Source excerpt
In general the packages installed into /opt/ltib/usr/bin are regular and
can be see as extensions to the host system.

If you're building something that runs on the host, but is sensitive to
the platform/toolchain etc then in the past it's been put into
$PROJECT_DIR/bin/...  For example the host gdb that is built is put
there as it would be different depending on whether you're building ARM,
PowerPC etc (and indeed the particular toolchain).

So if the host-python could only really be built one way, then it is
okay to put it into the /opt/ltib/... bucket.  Otherwise maybe it's
better under bin (in the ltib project you're building).

Regards, Stuart


On 13/05/13 11:41, Mike Goins wrote:
> The existing python.spec file builds a localized version of python to
> do the cross-compile, then it is tossed.  This works just fine, but
> other packages could use or need a "host" python that matches the
> cross-built: mod_wsgi, libxml python bindings, mod_python.  Using the
> native python installation to build these poses problems, particularly
> 64-bit hosts.

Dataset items
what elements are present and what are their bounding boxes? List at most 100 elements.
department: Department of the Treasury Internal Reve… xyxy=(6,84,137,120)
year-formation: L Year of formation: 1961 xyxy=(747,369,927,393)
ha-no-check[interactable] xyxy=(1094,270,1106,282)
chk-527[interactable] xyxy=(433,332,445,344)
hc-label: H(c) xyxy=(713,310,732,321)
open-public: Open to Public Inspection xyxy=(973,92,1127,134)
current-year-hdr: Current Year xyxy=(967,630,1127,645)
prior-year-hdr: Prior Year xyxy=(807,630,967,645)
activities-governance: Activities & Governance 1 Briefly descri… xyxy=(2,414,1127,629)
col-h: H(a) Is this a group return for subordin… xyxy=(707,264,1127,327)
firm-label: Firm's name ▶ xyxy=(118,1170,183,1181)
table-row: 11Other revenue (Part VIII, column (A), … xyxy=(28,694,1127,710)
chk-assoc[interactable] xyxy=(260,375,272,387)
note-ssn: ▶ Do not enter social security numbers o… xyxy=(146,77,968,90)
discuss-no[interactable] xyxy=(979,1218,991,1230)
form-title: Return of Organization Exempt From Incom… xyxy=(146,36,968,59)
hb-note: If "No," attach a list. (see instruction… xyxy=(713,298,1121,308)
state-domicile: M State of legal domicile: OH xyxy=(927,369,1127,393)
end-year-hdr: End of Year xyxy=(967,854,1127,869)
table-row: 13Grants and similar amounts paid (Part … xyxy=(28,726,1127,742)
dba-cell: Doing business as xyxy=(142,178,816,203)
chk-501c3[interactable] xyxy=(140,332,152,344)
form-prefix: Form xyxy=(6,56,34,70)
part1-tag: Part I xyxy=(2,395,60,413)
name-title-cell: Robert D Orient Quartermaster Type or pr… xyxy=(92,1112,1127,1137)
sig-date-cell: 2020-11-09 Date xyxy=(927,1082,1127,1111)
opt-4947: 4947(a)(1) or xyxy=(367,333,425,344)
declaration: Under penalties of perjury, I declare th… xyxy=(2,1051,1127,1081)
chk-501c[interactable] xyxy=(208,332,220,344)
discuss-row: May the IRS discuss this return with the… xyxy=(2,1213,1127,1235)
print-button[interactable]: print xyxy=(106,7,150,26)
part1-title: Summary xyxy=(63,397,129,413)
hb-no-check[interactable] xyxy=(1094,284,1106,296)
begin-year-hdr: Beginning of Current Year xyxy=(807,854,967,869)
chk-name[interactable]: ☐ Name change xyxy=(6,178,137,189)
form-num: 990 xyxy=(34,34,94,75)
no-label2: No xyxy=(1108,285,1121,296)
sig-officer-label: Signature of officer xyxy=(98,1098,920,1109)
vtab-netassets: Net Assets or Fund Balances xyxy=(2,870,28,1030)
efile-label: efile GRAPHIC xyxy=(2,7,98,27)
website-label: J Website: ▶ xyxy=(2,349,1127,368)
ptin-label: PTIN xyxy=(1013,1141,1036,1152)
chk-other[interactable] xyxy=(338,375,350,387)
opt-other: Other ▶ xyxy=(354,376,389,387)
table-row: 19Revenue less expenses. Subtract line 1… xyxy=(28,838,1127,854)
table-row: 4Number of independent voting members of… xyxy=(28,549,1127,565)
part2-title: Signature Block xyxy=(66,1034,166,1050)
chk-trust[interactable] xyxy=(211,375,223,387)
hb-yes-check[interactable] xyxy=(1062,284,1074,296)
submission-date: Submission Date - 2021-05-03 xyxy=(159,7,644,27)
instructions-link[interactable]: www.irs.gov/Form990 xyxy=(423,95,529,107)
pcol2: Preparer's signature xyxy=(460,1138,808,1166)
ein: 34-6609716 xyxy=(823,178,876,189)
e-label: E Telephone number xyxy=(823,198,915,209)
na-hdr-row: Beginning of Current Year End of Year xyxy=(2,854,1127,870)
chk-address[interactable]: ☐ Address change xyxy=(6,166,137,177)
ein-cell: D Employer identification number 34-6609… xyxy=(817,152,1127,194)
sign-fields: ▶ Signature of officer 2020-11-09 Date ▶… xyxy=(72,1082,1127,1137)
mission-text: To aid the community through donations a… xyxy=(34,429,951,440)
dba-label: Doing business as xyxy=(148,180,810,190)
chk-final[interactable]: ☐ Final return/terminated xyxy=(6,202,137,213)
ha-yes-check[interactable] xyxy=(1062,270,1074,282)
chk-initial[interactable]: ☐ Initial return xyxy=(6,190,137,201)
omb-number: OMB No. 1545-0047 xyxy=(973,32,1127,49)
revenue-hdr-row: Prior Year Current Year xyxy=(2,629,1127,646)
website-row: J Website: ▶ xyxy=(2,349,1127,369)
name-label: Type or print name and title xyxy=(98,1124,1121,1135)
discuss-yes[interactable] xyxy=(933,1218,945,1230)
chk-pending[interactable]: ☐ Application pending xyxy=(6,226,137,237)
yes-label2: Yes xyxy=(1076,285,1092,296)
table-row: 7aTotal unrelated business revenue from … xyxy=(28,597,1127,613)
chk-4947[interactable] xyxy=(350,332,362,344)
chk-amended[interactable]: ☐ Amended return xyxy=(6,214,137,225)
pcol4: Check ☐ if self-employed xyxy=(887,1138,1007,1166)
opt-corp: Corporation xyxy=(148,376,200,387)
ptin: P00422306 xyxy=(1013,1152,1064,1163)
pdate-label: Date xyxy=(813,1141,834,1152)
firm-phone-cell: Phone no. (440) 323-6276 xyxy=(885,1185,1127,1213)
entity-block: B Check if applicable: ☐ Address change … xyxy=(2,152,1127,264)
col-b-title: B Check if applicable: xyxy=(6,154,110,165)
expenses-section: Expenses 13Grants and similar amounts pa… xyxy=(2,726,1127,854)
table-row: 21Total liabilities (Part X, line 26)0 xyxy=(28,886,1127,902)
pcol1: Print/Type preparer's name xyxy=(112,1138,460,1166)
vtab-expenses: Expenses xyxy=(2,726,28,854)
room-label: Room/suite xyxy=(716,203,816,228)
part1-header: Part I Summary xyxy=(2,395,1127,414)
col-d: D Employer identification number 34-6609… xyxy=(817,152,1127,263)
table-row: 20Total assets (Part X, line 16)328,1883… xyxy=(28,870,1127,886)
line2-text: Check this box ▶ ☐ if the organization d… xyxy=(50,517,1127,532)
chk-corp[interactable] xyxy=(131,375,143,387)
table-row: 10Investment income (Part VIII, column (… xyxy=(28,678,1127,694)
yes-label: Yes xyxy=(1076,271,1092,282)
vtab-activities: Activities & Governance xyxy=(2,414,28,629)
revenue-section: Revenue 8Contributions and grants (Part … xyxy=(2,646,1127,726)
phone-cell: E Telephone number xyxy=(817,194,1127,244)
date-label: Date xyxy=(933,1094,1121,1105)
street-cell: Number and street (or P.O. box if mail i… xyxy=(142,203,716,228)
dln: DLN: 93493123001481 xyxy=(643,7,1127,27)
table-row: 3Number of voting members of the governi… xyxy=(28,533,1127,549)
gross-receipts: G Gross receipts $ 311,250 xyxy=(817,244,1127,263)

Parts of the exercise
1) In the mailing-list message about building a host python for LTIB, which packages does the quoted part name as ones that could use or need a "host" python?
2) Continue the quoted part of the message about building a host python for LTIB, starting right after its last sentence.

Exercise results
1)
- mod_wsgi
- libxml python bindings
- mod_python

2)
> 
> python-host-enable.patch:
> 1. Adds a python-host.spec file that builds and installs a 32 bit
> version of python for the host.
> 2. python.spec updated to detect whether host python is installed and
> uses it, else it maintains the current behavior.
> 
> python-2.4.4-linux3.patch.
> This is only incidental to the issue, but included since I have not
> uploaded this to the GPP.  This enables python builds on Linux 3.x
> systems.  Fairly trivial.
> 
> Feedback welcomed, as there are operations that I am not sure if good
> practices, like
> 
> #test if there is ltib installed python
> if [ ! -e $DEFPFX/usr/bin/python ]; then
> 
> I wasn't sure if there was a better way than just check if it is there.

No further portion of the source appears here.